Data for processing start
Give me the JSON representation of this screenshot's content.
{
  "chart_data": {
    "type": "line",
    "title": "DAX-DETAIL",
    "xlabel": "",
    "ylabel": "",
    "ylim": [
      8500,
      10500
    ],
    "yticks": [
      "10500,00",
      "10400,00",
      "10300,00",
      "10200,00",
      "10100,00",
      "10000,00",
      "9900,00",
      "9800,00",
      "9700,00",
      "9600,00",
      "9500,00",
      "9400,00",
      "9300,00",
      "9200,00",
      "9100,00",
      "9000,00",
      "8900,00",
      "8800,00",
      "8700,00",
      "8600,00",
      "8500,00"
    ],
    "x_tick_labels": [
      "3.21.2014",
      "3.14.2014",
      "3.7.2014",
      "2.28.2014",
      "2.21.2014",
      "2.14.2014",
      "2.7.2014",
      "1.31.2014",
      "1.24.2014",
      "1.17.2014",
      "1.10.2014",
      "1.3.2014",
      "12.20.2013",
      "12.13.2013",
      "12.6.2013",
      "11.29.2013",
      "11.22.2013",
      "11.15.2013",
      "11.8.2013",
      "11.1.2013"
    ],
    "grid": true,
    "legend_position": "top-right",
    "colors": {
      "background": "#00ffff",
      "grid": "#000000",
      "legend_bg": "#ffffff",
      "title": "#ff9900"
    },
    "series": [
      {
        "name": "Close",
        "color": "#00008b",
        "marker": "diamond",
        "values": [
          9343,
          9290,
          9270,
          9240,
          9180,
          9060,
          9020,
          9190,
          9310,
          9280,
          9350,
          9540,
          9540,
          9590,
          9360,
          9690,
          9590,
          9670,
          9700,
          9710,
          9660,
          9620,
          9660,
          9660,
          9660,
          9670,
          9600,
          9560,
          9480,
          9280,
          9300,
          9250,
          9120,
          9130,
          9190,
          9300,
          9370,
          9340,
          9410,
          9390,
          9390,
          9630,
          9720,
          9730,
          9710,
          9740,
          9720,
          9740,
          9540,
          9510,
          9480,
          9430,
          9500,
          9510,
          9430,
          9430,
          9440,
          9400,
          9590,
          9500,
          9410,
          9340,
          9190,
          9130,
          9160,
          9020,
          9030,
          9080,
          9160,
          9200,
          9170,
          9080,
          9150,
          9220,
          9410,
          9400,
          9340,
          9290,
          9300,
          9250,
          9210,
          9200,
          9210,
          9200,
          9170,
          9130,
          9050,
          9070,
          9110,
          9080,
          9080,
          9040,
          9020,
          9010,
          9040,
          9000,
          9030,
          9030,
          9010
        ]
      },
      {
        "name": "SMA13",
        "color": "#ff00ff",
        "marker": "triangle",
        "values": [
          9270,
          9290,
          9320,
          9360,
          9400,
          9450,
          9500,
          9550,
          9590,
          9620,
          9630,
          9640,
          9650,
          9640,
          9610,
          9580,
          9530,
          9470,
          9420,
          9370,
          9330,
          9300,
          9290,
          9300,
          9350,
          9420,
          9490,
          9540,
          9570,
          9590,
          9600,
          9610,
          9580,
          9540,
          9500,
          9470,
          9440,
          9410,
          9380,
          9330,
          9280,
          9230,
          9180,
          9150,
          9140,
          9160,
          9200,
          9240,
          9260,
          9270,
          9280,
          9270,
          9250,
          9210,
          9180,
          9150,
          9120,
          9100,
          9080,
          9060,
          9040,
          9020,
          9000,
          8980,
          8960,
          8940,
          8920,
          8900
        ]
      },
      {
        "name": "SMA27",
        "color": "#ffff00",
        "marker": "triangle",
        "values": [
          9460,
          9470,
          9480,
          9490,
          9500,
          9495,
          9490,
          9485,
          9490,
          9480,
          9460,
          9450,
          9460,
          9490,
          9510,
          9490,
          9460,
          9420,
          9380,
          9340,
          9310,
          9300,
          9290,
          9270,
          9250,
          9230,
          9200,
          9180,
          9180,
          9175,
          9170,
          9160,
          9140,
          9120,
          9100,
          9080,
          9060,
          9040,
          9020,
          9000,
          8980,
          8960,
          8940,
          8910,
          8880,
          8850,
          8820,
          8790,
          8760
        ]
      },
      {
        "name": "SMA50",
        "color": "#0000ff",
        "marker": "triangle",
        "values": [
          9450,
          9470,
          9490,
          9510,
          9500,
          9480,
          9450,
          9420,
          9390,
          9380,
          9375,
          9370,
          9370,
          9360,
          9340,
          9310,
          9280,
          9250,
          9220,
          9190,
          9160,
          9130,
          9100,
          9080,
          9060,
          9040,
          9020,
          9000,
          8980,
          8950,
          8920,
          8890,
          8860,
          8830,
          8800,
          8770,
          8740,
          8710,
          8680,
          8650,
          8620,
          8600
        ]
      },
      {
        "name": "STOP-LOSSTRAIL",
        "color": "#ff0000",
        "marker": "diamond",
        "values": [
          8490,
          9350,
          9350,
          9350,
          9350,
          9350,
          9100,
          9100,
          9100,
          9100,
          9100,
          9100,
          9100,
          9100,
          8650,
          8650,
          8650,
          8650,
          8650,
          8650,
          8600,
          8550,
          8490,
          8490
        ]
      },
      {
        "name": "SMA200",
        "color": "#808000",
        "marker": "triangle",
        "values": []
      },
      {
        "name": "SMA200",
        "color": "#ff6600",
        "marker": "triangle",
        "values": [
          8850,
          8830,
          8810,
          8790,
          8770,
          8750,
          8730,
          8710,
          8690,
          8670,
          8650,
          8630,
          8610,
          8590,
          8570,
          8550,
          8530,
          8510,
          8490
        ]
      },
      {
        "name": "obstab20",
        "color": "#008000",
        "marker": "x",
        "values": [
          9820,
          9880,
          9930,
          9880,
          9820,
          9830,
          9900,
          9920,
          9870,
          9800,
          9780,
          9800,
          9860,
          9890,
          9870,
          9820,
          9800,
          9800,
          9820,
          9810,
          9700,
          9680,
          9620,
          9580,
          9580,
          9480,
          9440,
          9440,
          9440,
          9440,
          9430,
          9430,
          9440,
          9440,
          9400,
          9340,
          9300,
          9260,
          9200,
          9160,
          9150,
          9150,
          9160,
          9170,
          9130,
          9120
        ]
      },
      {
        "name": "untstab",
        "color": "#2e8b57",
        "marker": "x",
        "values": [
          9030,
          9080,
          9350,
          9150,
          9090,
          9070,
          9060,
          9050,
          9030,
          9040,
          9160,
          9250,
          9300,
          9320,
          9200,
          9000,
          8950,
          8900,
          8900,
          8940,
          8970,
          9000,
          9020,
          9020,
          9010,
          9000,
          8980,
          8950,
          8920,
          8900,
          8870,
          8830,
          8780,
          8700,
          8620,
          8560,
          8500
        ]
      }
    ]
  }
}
Data for processing end
Problem requirements >> Extract all the entries word for word.

Answer for the task >>
Give me the JSON representation of this screenshot's content.
{
  "chart_data": {
    "type": "line",
    "title": "DAX-DETAIL",
    "xlabel": "",
    "ylabel": "",
    "ylim": [
      8500,
      10500
    ],
    "yticks": [
      "10500,00",
      "10400,00",
      "10300,00",
      "10200,00",
      "10100,00",
      "10000,00",
      "9900,00",
      "9800,00",
      "9700,00",
      "9600,00",
      "9500,00",
      "9400,00",
      "9300,00",
      "9200,00",
      "9100,00",
      "9000,00",
      "8900,00",
      "8800,00",
      "8700,00",
      "8600,00",
      "8500,00"
    ],
    "x_tick_labels": [
      "3.21.2014",
      "3.14.2014",
      "3.7.2014",
      "2.28.2014",
      "2.21.2014",
      "2.14.2014",
      "2.7.2014",
      "1.31.2014",
      "1.24.2014",
      "1.17.2014",
      "1.10.2014",
      "1.3.2014",
      "12.20.2013",
      "12.13.2013",
      "12.6.2013",
      "11.29.2013",
      "11.22.2013",
      "11.15.2013",
      "11.8.2013",
      "11.1.2013"
    ],
    "grid": true,
    "legend_position": "top-right",
    "colors": {
      "background": "#00ffff",
      "grid": "#000000",
      "legend_bg": "#ffffff",
      "title": "#ff9900"
    },
    "series": [
      {
        "name": "Close",
        "color": "#00008b",
        "marker": "diamond",
        "values": [
          9343,
          9290,
          9270,
          9240,
          9180,
          9060,
          9020,
          9190,
          9310,
          9280,
          9350,
          9540,
          9540,
          9590,
          9360,
          9690,
          9590,
          9670,
          9700,
          9710,
          9660,
          9620,
          9660,
          9660,
          9660,
          9670,
          9600,
          9560,
          9480,
          9280,
          9300,
          9250,
          9120,
          9130,
          9190,
          9300,
          9370,
          9340,
          9410,
          9390,
          9390,
          9630,
          9720,
          9730,
          9710,
          9740,
          9720,
          9740,
          9540,
          9510,
          9480,
          9430,
          9500,
          9510,
          9430,
          9430,
          9440,
          9400,
          9590,
          9500,
          9410,
          9340,
          9190,
          9130,
          9160,
          9020,
          9030,
          9080,
          9160,
          9200,
          9170,
          9080,
          9150,
          9220,
          9410,
          9400,
          9340,
          9290,
          9300,
          9250,
          9210,
          9200,
          9210,
          9200,
          9170,
          9130,
          9050,
          9070,
          9110,
          9080,
          9080,
          9040,
          9020,
          9010,
          9040,
          9000,
          9030,
          9030,
          9010
        ]
      },
      {
        "name": "SMA13",
        "color": "#ff00ff",
        "marker": "triangle",
        "values": [
          9270,
          9290,
          9320,
          9360,
          9400,
          9450,
          9500,
          9550,
          9590,
          9620,
          9630,
          9640,
          9650,
          9640,
          9610,
          9580,
          9530,
          9470,
          9420,
          9370,
          9330,
          9300,
          9290,
          9300,
          9350,
          9420,
          9490,
          9540,
          9570,
          9590,
          9600,
          9610,
          9580,
          9540,
          9500,
          9470,
          9440,
          9410,
          9380,
          9330,
          9280,
          9230,
          9180,
          9150,
          9140,
          9160,
          9200,
          9240,
          9260,
          9270,
          9280,
          9270,
          9250,
          9210,
          9180,
          9150,
          9120,
          9100,
          9080,
          9060,
          9040,
          9020,
          9000,
          8980,
          8960,
          8940,
          8920,
          8900
        ]
      },
      {
        "name": "SMA27",
        "color": "#ffff00",
        "marker": "triangle",
        "values": [
          9460,
          9470,
          9480,
          9490,
          9500,
          9495,
          9490,
          9485,
          9490,
          9480,
          9460,
          9450,
          9460,
          9490,
          9510,
          9490,
          9460,
          9420,
          9380,
          9340,
          9310,
          9300,
          9290,
          9270,
          9250,
          9230,
          9200,
          9180,
          9180,
          9175,
          9170,
          9160,
          9140,
          9120,
          9100,
          9080,
          9060,
          9040,
          9020,
          9000,
          8980,
          8960,
          8940,
          8910,
          8880,
          8850,
          8820,
          8790,
          8760
        ]
      },
      {
        "name": "SMA50",
        "color": "#0000ff",
        "marker": "triangle",
        "values": [
          9450,
          9470,
          9490,
          9510,
          9500,
          9480,
          9450,
          9420,
          9390,
          9380,
          9375,
          9370,
          9370,
          9360,
          9340,
          9310,
          9280,
          9250,
          9220,
          9190,
          9160,
          9130,
          9100,
          9080,
          9060,
          9040,
          9020,
          9000,
          8980,
          8950,
          8920,
          8890,
          8860,
          8830,
          8800,
          8770,
          8740,
          8710,
          8680,
          8650,
          8620,
          8600
        ]
      },
      {
        "name": "STOP-LOSSTRAIL",
        "color": "#ff0000",
        "marker": "diamond",
        "values": [
          8490,
          9350,
          9350,
          9350,
          9350,
          9350,
          9100,
          9100,
          9100,
          9100,
          9100,
          9100,
          9100,
          9100,
          8650,
          8650,
          8650,
          8650,
          8650,
          8650,
          8600,
          8550,
          8490,
          8490
        ]
      },
      {
        "name": "SMA200",
        "color": "#808000",
        "marker": "triangle",
        "values": []
      },
      {
        "name": "SMA200",
        "color": "#ff6600",
        "marker": "triangle",
        "values": [
          8850,
          8830,
          8810,
          8790,
          8770,
          8750,
          8730,
          8710,
          8690,
          8670,
          8650,
          8630,
          8610,
          8590,
          8570,
          8550,
          8530,
          8510,
          8490
        ]
      },
      {
        "name": "obstab20",
        "color": "#008000",
        "marker": "x",
        "values": [
          9820,
          9880,
          9930,
          9880,
          9820,
          9830,
          9900,
          9920,
          9870,
          9800,
          9780,
          9800,
          9860,
          9890,
          9870,
          9820,
          9800,
          9800,
          9820,
          9810,
          9700,
          9680,
          9620,
          9580,
          9580,
          9480,
          9440,
          9440,
          9440,
          9440,
          9430,
          9430,
          9440,
          9440,
          9400,
          9340,
          9300,
          9260,
          9200,
          9160,
          9150,
          9150,
          9160,
          9170,
          9130,
          9120
        ]
      },
      {
        "name": "untstab",
        "color": "#2e8b57",
        "marker": "x",
        "values": [
          9030,
          9080,
          9350,
          9150,
          9090,
          9070,
          9060,
          9050,
          9030,
          9040,
          9160,
          9250,
          9300,
          9320,
          9200,
          9000,
          8950,
          8900,
          8900,
          8940,
          8970,
          9000,
          9020,
          9020,
          9010,
          9000,
          8980,
          8950,
          8920,
          8900,
          8870,
          8830,
          8780,
          8700,
          8620,
          8560,
          8500
        ]
      }
    ]
  }
}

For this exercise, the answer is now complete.